## START

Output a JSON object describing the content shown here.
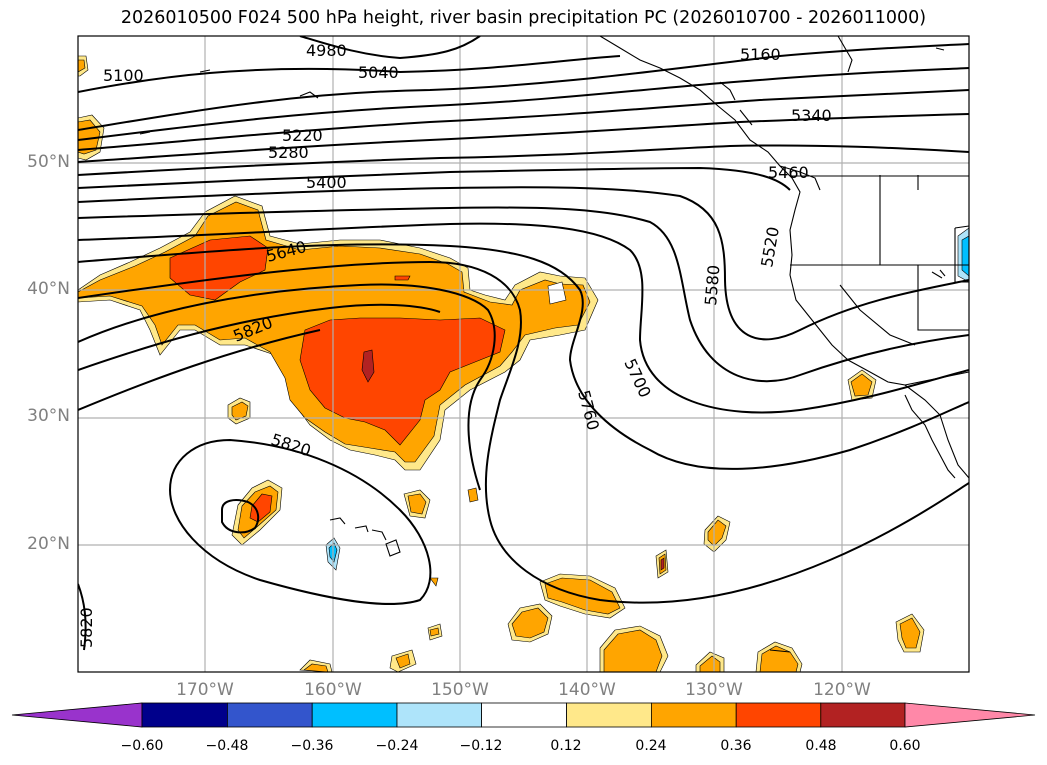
{
  "title": "2026010500 F024 500 hPa height, river basin precipitation PC (2026010700 - 2026011000)",
  "map": {
    "projection": "equirectangular",
    "lon_range": [
      -180,
      -110
    ],
    "lat_range": [
      10,
      60
    ],
    "lat_labels": [
      "50°N",
      "40°N",
      "30°N",
      "20°N"
    ],
    "lon_labels": [
      "170°W",
      "160°W",
      "150°W",
      "140°W",
      "130°W",
      "120°W"
    ],
    "gridlines": true,
    "contour_color": "#000000",
    "contour_labels": [
      "4980",
      "5040",
      "5100",
      "5160",
      "5220",
      "5280",
      "5340",
      "5400",
      "5460",
      "5520",
      "5580",
      "5640",
      "5700",
      "5760",
      "5820",
      "5820",
      "5820"
    ]
  },
  "colorbar": {
    "ticks": [
      "−0.60",
      "−0.48",
      "−0.36",
      "−0.24",
      "−0.12",
      "0.12",
      "0.24",
      "0.36",
      "0.48",
      "0.60"
    ],
    "colors": [
      "#9933cc",
      "#00008b",
      "#3355cc",
      "#00bfff",
      "#aee4fa",
      "#ffffff",
      "#ffe88a",
      "#ffa500",
      "#ff4500",
      "#b22222",
      "#ff88a8"
    ],
    "extend": "both"
  }
}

## END

§ **What the exercise asks**: Repeat the entries exactly and keep the pictures out of the copy.

§ **Task output**:
Output a JSON object describing the content shown here.
{
  "title": "2026010500 F024 500 hPa height, river basin precipitation PC (2026010700 - 2026011000)",
  "map": {
    "projection": "equirectangular",
    "lon_range": [
      -180,
      -110
    ],
    "lat_range": [
      10,
      60
    ],
    "lat_labels": [
      "50°N",
      "40°N",
      "30°N",
      "20°N"
    ],
    "lon_labels": [
      "170°W",
      "160°W",
      "150°W",
      "140°W",
      "130°W",
      "120°W"
    ],
    "gridlines": true,
    "contour_color": "#000000",
    "contour_labels": [
      "4980",
      "5040",
      "5100",
      "5160",
      "5220",
      "5280",
      "5340",
      "5400",
      "5460",
      "5520",
      "5580",
      "5640",
      "5700",
      "5760",
      "5820",
      "5820",
      "5820"
    ]
  },
  "colorbar": {
    "ticks": [
      "−0.60",
      "−0.48",
      "−0.36",
      "−0.24",
      "−0.12",
      "0.12",
      "0.24",
      "0.36",
      "0.48",
      "0.60"
    ],
    "colors": [
      "#9933cc",
      "#00008b",
      "#3355cc",
      "#00bfff",
      "#aee4fa",
      "#ffffff",
      "#ffe88a",
      "#ffa500",
      "#ff4500",
      "#b22222",
      "#ff88a8"
    ],
    "extend": "both"
  }
}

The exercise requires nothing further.